* EXTRACTED MATERIAL *
^^^^^^^^
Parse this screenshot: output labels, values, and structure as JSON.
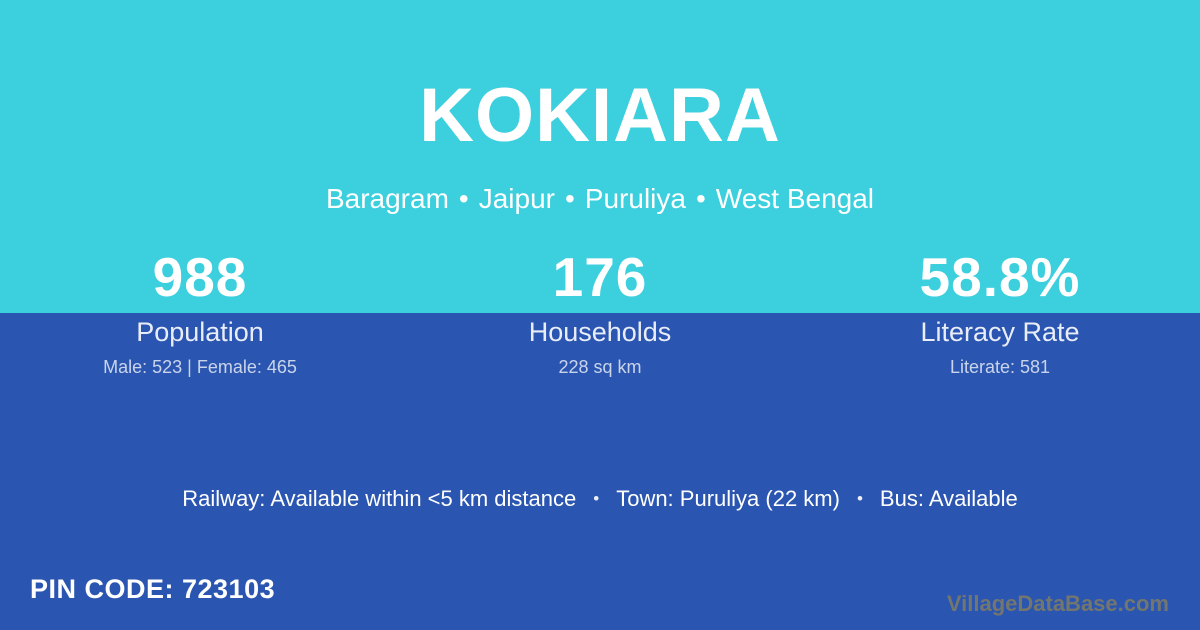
{
  "header": {
    "title": "KOKIARA",
    "location": {
      "block": "Baragram",
      "area": "Jaipur",
      "district": "Puruliya",
      "state": "West Bengal",
      "separator": "•"
    }
  },
  "stats": [
    {
      "value": "988",
      "label": "Population",
      "detail": "Male: 523 | Female: 465"
    },
    {
      "value": "176",
      "label": "Households",
      "detail": "228 sq km"
    },
    {
      "value": "58.8%",
      "label": "Literacy Rate",
      "detail": "Literate: 581"
    }
  ],
  "facts": {
    "railway": "Railway: Available within <5 km distance",
    "town": "Town: Puruliya (22 km)",
    "bus": "Bus: Available",
    "separator": "•"
  },
  "footer": {
    "pin_code": "PIN CODE: 723103",
    "watermark": "VillageDataBase.com"
  },
  "colors": {
    "top_background": "#3CCFDD",
    "bottom_background": "#2A55B0",
    "text_primary": "#FFFFFF",
    "watermark_text": "#73766E"
  }
}
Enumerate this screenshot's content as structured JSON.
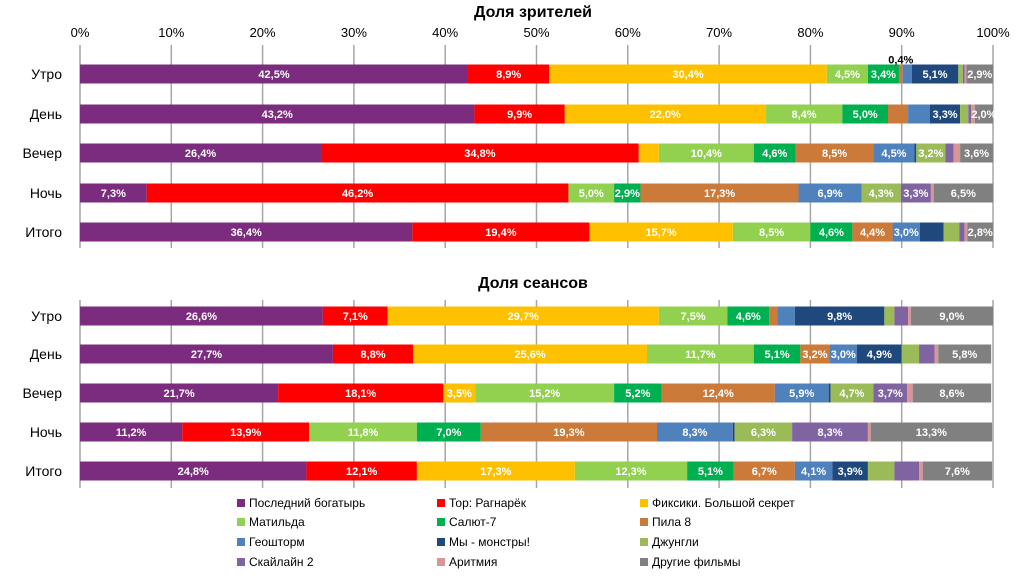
^^^^^^^^
* SET EXERCISE *
In the listing above, find each line with the word "JSON" and copy it.

* TASK RESPONSE *
Parse this screenshot: output labels, values, and structure as JSON.
Enumerate this screenshot's content as structured JSON.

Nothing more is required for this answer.